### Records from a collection
#####
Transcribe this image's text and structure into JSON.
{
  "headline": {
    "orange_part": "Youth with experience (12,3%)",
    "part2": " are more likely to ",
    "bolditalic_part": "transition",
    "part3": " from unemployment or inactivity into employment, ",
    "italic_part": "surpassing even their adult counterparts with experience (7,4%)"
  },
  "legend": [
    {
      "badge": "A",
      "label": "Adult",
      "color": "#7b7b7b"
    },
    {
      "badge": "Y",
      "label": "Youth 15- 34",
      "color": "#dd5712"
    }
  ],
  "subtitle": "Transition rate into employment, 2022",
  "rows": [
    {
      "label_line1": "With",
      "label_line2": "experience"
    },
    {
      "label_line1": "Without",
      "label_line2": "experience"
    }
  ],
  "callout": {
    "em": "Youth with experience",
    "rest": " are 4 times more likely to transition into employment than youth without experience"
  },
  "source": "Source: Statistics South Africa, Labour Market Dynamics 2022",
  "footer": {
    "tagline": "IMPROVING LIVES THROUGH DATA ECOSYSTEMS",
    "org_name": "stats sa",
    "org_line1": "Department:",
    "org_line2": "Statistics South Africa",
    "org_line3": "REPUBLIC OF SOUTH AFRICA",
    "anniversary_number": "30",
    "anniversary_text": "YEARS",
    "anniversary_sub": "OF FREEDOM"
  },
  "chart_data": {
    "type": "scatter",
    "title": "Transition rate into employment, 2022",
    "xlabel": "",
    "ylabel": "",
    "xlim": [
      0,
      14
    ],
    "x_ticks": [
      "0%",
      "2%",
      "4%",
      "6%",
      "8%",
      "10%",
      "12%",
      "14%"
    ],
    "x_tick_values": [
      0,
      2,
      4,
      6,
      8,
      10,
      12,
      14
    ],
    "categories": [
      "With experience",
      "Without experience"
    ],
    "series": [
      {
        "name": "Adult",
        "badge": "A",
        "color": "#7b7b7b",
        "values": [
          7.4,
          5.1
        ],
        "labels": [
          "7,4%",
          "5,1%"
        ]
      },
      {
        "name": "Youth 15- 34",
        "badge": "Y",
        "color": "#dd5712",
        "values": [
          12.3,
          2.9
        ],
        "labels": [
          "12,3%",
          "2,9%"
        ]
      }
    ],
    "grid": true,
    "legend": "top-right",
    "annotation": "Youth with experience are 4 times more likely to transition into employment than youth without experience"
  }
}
#####
### Your instructions
Copy out all of the lines above exactly.

### Written reply
Transcribe this image's text and structure into JSON.
{
  "headline": {
    "orange_part": "Youth with experience (12,3%)",
    "part2": " are more likely to ",
    "bolditalic_part": "transition",
    "part3": " from unemployment or inactivity into employment, ",
    "italic_part": "surpassing even their adult counterparts with experience (7,4%)"
  },
  "legend": [
    {
      "badge": "A",
      "label": "Adult",
      "color": "#7b7b7b"
    },
    {
      "badge": "Y",
      "label": "Youth 15- 34",
      "color": "#dd5712"
    }
  ],
  "subtitle": "Transition rate into employment, 2022",
  "rows": [
    {
      "label_line1": "With",
      "label_line2": "experience"
    },
    {
      "label_line1": "Without",
      "label_line2": "experience"
    }
  ],
  "callout": {
    "em": "Youth with experience",
    "rest": " are 4 times more likely to transition into employment than youth without experience"
  },
  "source": "Source: Statistics South Africa, Labour Market Dynamics 2022",
  "footer": {
    "tagline": "IMPROVING LIVES THROUGH DATA ECOSYSTEMS",
    "org_name": "stats sa",
    "org_line1": "Department:",
    "org_line2": "Statistics South Africa",
    "org_line3": "REPUBLIC OF SOUTH AFRICA",
    "anniversary_number": "30",
    "anniversary_text": "YEARS",
    "anniversary_sub": "OF FREEDOM"
  },
  "chart_data": {
    "type": "scatter",
    "title": "Transition rate into employment, 2022",
    "xlabel": "",
    "ylabel": "",
    "xlim": [
      0,
      14
    ],
    "x_ticks": [
      "0%",
      "2%",
      "4%",
      "6%",
      "8%",
      "10%",
      "12%",
      "14%"
    ],
    "x_tick_values": [
      0,
      2,
      4,
      6,
      8,
      10,
      12,
      14
    ],
    "categories": [
      "With experience",
      "Without experience"
    ],
    "series": [
      {
        "name": "Adult",
        "badge": "A",
        "color": "#7b7b7b",
        "values": [
          7.4,
          5.1
        ],
        "labels": [
          "7,4%",
          "5,1%"
        ]
      },
      {
        "name": "Youth 15- 34",
        "badge": "Y",
        "color": "#dd5712",
        "values": [
          12.3,
          2.9
        ],
        "labels": [
          "12,3%",
          "2,9%"
        ]
      }
    ],
    "grid": true,
    "legend": "top-right",
    "annotation": "Youth with experience are 4 times more likely to transition into employment than youth without experience"
  }
}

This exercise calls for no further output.